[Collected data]
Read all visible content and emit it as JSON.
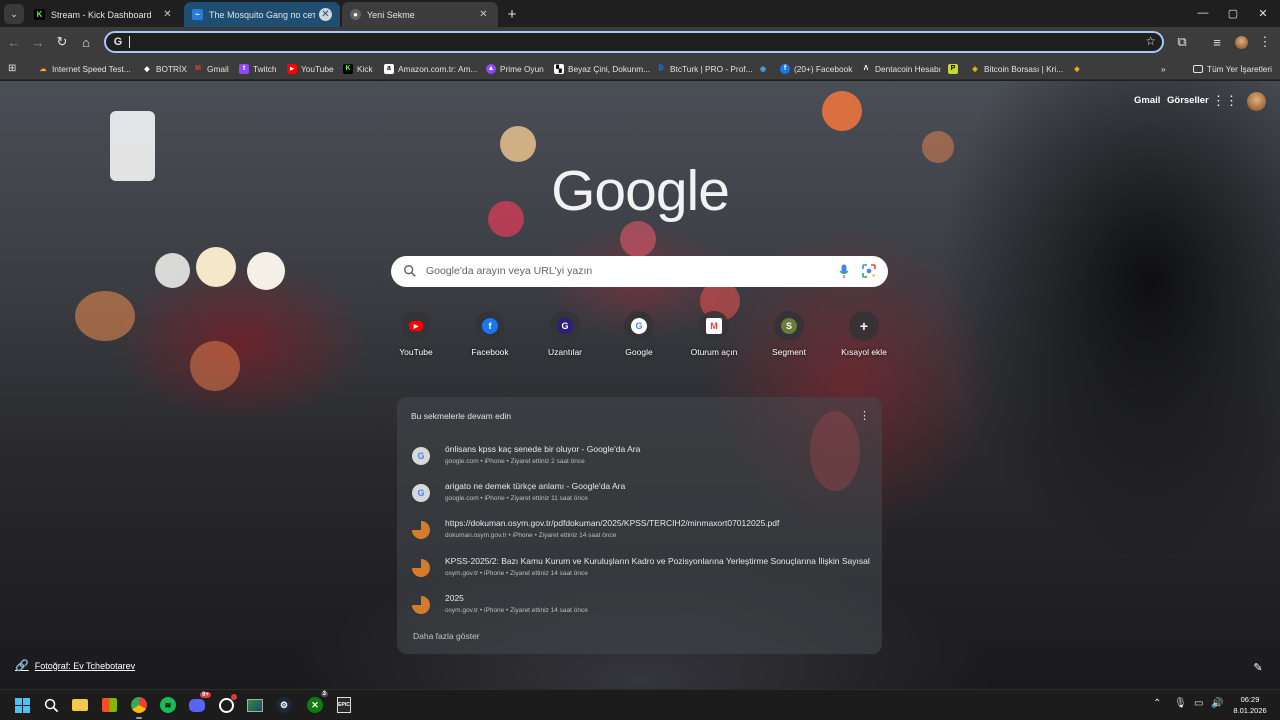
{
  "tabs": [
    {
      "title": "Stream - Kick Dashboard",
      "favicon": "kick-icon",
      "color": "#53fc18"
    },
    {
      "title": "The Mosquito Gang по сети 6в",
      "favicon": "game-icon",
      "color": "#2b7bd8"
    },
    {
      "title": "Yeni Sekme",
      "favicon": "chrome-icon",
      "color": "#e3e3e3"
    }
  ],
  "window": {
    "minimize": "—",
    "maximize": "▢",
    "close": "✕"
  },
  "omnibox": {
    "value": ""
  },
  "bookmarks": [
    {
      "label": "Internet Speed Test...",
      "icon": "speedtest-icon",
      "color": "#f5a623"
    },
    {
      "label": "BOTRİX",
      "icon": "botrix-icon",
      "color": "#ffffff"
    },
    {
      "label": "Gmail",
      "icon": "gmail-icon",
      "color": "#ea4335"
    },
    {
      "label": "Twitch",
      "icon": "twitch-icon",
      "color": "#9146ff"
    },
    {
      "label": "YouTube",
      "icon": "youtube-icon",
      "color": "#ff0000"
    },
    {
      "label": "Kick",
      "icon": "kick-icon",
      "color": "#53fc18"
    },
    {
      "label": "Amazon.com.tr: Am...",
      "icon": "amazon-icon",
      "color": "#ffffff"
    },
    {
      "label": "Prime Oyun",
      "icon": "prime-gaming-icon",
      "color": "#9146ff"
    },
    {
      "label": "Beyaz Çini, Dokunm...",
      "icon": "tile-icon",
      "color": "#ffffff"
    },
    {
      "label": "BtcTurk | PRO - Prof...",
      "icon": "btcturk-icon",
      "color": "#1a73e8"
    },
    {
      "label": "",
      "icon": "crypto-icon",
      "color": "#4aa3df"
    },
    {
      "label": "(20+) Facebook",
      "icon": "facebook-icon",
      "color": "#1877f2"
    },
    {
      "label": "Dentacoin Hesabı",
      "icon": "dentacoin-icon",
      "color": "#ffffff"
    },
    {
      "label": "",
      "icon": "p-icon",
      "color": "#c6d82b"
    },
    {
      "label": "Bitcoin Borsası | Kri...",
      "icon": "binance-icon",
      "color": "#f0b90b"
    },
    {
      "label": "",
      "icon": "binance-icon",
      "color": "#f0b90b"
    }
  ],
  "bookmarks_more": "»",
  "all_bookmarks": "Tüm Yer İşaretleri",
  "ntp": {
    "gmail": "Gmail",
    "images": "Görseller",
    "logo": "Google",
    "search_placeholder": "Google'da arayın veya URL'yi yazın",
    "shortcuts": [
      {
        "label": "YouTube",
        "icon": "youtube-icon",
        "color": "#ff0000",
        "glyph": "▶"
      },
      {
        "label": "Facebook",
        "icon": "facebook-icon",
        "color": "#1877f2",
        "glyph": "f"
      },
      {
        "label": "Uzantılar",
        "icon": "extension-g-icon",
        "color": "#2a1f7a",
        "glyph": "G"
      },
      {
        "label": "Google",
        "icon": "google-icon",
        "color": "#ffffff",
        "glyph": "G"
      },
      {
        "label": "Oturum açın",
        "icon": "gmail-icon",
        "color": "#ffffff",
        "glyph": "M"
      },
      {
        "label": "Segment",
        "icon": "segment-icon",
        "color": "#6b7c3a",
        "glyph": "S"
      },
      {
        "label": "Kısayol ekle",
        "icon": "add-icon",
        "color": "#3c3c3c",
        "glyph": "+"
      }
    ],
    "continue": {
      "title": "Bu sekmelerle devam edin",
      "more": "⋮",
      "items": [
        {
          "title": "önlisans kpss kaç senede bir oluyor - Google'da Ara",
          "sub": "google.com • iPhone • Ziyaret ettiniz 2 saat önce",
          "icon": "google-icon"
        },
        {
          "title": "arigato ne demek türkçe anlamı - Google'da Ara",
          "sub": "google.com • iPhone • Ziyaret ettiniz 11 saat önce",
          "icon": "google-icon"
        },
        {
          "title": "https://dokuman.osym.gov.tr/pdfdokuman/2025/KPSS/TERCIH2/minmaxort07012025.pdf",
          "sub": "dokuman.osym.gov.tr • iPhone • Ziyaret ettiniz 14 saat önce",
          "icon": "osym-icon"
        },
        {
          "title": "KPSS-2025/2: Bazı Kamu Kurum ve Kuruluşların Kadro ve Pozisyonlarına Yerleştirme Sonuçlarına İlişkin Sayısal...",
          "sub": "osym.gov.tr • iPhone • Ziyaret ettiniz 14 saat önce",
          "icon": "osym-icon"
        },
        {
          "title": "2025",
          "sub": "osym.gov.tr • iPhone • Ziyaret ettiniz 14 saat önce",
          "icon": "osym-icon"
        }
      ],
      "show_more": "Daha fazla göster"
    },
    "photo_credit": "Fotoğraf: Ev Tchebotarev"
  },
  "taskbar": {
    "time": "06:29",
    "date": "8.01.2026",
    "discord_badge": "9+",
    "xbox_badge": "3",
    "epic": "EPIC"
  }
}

=== Challenge ===
Every line of text is to be repeated exactly; pictures are left out.

=== Task solution ===
Read all visible content and emit it as JSON.
{
  "tabs": [
    {
      "title": "Stream - Kick Dashboard",
      "favicon": "kick-icon",
      "color": "#53fc18"
    },
    {
      "title": "The Mosquito Gang по сети 6в",
      "favicon": "game-icon",
      "color": "#2b7bd8"
    },
    {
      "title": "Yeni Sekme",
      "favicon": "chrome-icon",
      "color": "#e3e3e3"
    }
  ],
  "window": {
    "minimize": "—",
    "maximize": "▢",
    "close": "✕"
  },
  "omnibox": {
    "value": ""
  },
  "bookmarks": [
    {
      "label": "Internet Speed Test...",
      "icon": "speedtest-icon",
      "color": "#f5a623"
    },
    {
      "label": "BOTRİX",
      "icon": "botrix-icon",
      "color": "#ffffff"
    },
    {
      "label": "Gmail",
      "icon": "gmail-icon",
      "color": "#ea4335"
    },
    {
      "label": "Twitch",
      "icon": "twitch-icon",
      "color": "#9146ff"
    },
    {
      "label": "YouTube",
      "icon": "youtube-icon",
      "color": "#ff0000"
    },
    {
      "label": "Kick",
      "icon": "kick-icon",
      "color": "#53fc18"
    },
    {
      "label": "Amazon.com.tr: Am...",
      "icon": "amazon-icon",
      "color": "#ffffff"
    },
    {
      "label": "Prime Oyun",
      "icon": "prime-gaming-icon",
      "color": "#9146ff"
    },
    {
      "label": "Beyaz Çini, Dokunm...",
      "icon": "tile-icon",
      "color": "#ffffff"
    },
    {
      "label": "BtcTurk | PRO - Prof...",
      "icon": "btcturk-icon",
      "color": "#1a73e8"
    },
    {
      "label": "",
      "icon": "crypto-icon",
      "color": "#4aa3df"
    },
    {
      "label": "(20+) Facebook",
      "icon": "facebook-icon",
      "color": "#1877f2"
    },
    {
      "label": "Dentacoin Hesabı",
      "icon": "dentacoin-icon",
      "color": "#ffffff"
    },
    {
      "label": "",
      "icon": "p-icon",
      "color": "#c6d82b"
    },
    {
      "label": "Bitcoin Borsası | Kri...",
      "icon": "binance-icon",
      "color": "#f0b90b"
    },
    {
      "label": "",
      "icon": "binance-icon",
      "color": "#f0b90b"
    }
  ],
  "bookmarks_more": "»",
  "all_bookmarks": "Tüm Yer İşaretleri",
  "ntp": {
    "gmail": "Gmail",
    "images": "Görseller",
    "logo": "Google",
    "search_placeholder": "Google'da arayın veya URL'yi yazın",
    "shortcuts": [
      {
        "label": "YouTube",
        "icon": "youtube-icon",
        "color": "#ff0000",
        "glyph": "▶"
      },
      {
        "label": "Facebook",
        "icon": "facebook-icon",
        "color": "#1877f2",
        "glyph": "f"
      },
      {
        "label": "Uzantılar",
        "icon": "extension-g-icon",
        "color": "#2a1f7a",
        "glyph": "G"
      },
      {
        "label": "Google",
        "icon": "google-icon",
        "color": "#ffffff",
        "glyph": "G"
      },
      {
        "label": "Oturum açın",
        "icon": "gmail-icon",
        "color": "#ffffff",
        "glyph": "M"
      },
      {
        "label": "Segment",
        "icon": "segment-icon",
        "color": "#6b7c3a",
        "glyph": "S"
      },
      {
        "label": "Kısayol ekle",
        "icon": "add-icon",
        "color": "#3c3c3c",
        "glyph": "+"
      }
    ],
    "continue": {
      "title": "Bu sekmelerle devam edin",
      "more": "⋮",
      "items": [
        {
          "title": "önlisans kpss kaç senede bir oluyor - Google'da Ara",
          "sub": "google.com • iPhone • Ziyaret ettiniz 2 saat önce",
          "icon": "google-icon"
        },
        {
          "title": "arigato ne demek türkçe anlamı - Google'da Ara",
          "sub": "google.com • iPhone • Ziyaret ettiniz 11 saat önce",
          "icon": "google-icon"
        },
        {
          "title": "https://dokuman.osym.gov.tr/pdfdokuman/2025/KPSS/TERCIH2/minmaxort07012025.pdf",
          "sub": "dokuman.osym.gov.tr • iPhone • Ziyaret ettiniz 14 saat önce",
          "icon": "osym-icon"
        },
        {
          "title": "KPSS-2025/2: Bazı Kamu Kurum ve Kuruluşların Kadro ve Pozisyonlarına Yerleştirme Sonuçlarına İlişkin Sayısal...",
          "sub": "osym.gov.tr • iPhone • Ziyaret ettiniz 14 saat önce",
          "icon": "osym-icon"
        },
        {
          "title": "2025",
          "sub": "osym.gov.tr • iPhone • Ziyaret ettiniz 14 saat önce",
          "icon": "osym-icon"
        }
      ],
      "show_more": "Daha fazla göster"
    },
    "photo_credit": "Fotoğraf: Ev Tchebotarev"
  },
  "taskbar": {
    "time": "06:29",
    "date": "8.01.2026",
    "discord_badge": "9+",
    "xbox_badge": "3",
    "epic": "EPIC"
  }
}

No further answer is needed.